> [Source excerpt]:
Skip to content

Talos Operator

Work in progress!

The Talos Operator manages Talos Linux Kubernetes clusters through declarative Custom Resource Definitions. It automates cluster lifecycle management by reconciling KubernetesCluster resources and generating the necessary Machine resources for cluster topology deployment.

Architecture

Controller Structure

The operator implements a single primary controller:

  • KubernetesCluster Controller: Reconciles vitistack.io/v1alpha1/KubernetesCluster resources
  • Machine Generation: Creates Machine resources based on cluster topology
  • File Management: Saves machine manifests to filesystem for debugging and inspection
  • Lifecycle Management: Handles cluster creation, updates, and deletion with proper cleanup

Repository Structure

├── cmd/                           # Main entry point
├── api/controllers/v1alpha1/      # KubernetesCluster controller
│   ├── kubernetescluster_controller.go
│   └── kubernetescluster_controller_test.go
├── config/
│   ├── default/                   # Default configuration overlay
│   ├── manager/                   # Operator deployment manifests
│   ├── rbac/                      # Role-based access control
│   ├── prometheus/                # Monitoring configuration
│   └── network-policy/            # Network security policies
├── charts/talos-operator/         # Helm deployment charts
├── examples/                      # Sample KubernetesCluster resources
├── internal/                      # Internal implementation packages
├── pkg/consts/                    # Constants and configuration
├── hack/results/                  # Generated machine manifests (runtime)
└── test/                          # Test suites

API Reference

KubernetesCluster Resource

The primary resource managed by the Talos Operator:

apiVersion: vitistack.io/v1alpha1
kind: KubernetesCluster
metadata:
  name: string                     # Cluster identifier
  namespace: string               # Kubernetes namespace
  finalizers:
    - cluster.vitistack.io/finalizer # Cleanup finalizer
spec:
  # Cluster Configuration
  clusterName: string             # Talos cluster name
  kubernetesVersion: string       # Kubernetes version (e.g., "v1.28.3")
  talosVersion: string            # Talos Linux version (e.g., "v1.5.5")

  # Network Configuration
  clusterEndpoint: string         # Kubernetes API server endpoint
  podSubnets: []string           # Pod CIDR ranges
  serviceSubnets: []string       # Service CIDR ranges

  # Node Topology
  controlPlane:
    replicas: int                 # Number of control plane nodes (1, 3, 5)

> [Stated problem 1]:
Could you extract from "# Network Configuration" to "nodes (1, 3, 5)" in the Talos Operator page, copying that passage word for word?
> [Stated problem 2]:
Answer these about the Talos Operator page:
(a) Which directory holds the Helm deployment charts?
(b) What API group and version does the KubernetesCluster Controller reconcile?
(c) What numbers of control plane nodes are given for replicas?
> [Stated problem 3]:
How would the Talos Operator page go on? Continue it from the point where it stops.

> [Stored data]:
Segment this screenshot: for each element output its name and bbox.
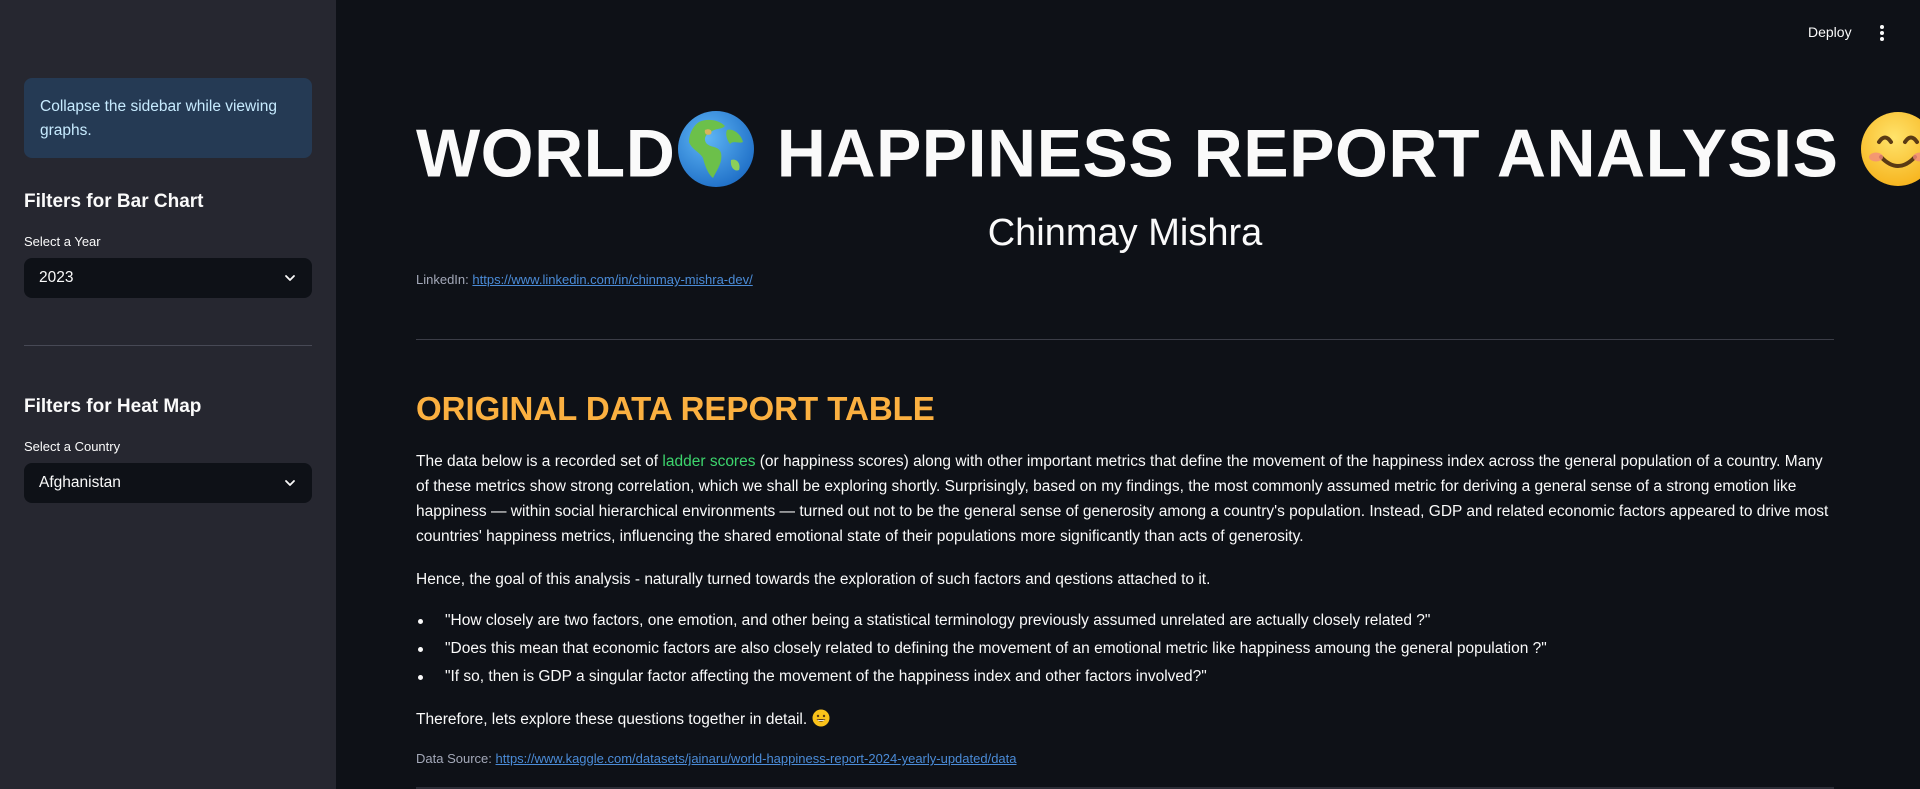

> [Expected output 1]:
# Network Configuration
  clusterEndpoint: string         # Kubernetes API server endpoint
  podSubnets: []string           # Pod CIDR ranges
  serviceSubnets: []string       # Service CIDR ranges

  # Node Topology
  controlPlane:
    replicas: int                 # Number of control plane nodes (1, 3, 5)

> [Expected output 2]:
(a) charts/talos-operator/
(b) vitistack.io/v1alpha1
(c) 1, 3, 5

> [Expected output 3]:
    machineTemplate:              # Template for control plane machines
      spec: MachineSpec          # Machine specification

  workers:
  - name: string                 # Worker group name
    replicas: int                # Number of worker nodes
    machineTemplate:             # Template for worker machines
      spec: MachineSpec          # Machine specification

  # Talos Configuration
  talosConfig:
    # Machine Configuration
    machine:
      type: string               # Machine type: controlplane, worker
      token: string              # Bootstrap token
      ca:                        # Certificate authority configuration
        crt: string             # CA certificate
        key: string             # CA private key
      certSANs: []string         # Certificate subject alternative names

    # Cluster Configuration  
    cluster:
      name: string               # Cluster name
      controlPlane:
        endpoint: string         # Control plane endpoint
      network:
        dnsDomain: string        # Cluster DNS domain (default: cluster.local)
        podSubnets: []string     # Pod CIDR ranges
        serviceSubnets: []string # Service CIDR ranges

    # Installation Configuration
    install:
      disk: string               # Installation disk (e.g., "/dev/sda")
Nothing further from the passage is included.